TASK DESCRIPTION
Sort through the entries below and pull out lines containing the word "entry".

Entries with figure data
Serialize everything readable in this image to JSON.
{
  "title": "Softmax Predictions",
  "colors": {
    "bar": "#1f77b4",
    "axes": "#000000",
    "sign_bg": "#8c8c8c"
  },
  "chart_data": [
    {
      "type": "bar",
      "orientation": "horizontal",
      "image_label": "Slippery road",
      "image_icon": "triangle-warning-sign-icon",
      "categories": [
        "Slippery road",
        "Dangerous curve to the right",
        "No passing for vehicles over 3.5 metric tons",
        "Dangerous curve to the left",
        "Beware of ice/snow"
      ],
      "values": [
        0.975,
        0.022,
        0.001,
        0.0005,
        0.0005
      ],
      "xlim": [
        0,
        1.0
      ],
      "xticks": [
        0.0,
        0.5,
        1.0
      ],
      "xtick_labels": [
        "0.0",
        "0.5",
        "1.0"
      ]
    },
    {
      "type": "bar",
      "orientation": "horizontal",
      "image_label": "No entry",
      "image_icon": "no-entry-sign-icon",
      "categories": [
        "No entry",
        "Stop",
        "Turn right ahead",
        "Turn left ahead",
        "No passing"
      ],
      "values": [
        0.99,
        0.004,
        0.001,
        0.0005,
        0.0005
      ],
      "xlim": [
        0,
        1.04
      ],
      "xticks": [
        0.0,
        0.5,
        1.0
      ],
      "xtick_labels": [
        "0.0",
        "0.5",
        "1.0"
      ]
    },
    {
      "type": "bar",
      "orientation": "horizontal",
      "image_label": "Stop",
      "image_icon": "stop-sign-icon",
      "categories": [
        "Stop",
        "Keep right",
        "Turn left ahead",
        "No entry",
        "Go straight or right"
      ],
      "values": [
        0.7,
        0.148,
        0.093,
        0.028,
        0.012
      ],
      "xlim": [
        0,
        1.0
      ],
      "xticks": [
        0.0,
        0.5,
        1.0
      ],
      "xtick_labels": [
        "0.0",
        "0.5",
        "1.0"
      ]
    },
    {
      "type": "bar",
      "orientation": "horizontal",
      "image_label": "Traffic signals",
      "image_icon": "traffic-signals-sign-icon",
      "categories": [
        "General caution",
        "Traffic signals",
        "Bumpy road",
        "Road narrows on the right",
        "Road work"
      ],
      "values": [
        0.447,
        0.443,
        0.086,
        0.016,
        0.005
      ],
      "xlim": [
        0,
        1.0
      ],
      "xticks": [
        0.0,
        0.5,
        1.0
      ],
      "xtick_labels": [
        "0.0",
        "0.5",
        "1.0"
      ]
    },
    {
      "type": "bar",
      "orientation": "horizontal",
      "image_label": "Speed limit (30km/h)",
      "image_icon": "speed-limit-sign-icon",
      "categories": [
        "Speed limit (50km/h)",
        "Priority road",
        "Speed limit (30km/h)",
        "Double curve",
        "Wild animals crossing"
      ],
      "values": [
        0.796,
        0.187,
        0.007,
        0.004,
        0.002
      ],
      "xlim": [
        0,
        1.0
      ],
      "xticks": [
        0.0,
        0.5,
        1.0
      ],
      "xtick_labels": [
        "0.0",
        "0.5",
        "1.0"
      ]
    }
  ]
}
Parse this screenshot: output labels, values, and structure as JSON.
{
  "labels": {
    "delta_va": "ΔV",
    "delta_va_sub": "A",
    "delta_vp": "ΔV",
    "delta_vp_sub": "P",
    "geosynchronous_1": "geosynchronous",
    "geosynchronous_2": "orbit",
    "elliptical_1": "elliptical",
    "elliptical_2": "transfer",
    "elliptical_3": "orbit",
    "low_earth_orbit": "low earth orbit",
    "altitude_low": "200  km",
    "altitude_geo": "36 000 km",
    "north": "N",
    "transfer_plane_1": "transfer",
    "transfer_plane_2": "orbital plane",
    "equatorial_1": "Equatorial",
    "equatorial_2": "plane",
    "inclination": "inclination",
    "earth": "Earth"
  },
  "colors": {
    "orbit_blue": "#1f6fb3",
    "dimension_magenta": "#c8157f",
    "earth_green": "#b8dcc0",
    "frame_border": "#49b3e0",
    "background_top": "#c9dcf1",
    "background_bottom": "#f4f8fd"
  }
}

COMPLETE RESPONSE
      "image_label": "No entry",
      "image_icon": "no-entry-sign-icon",
        "No entry",
        "No entry",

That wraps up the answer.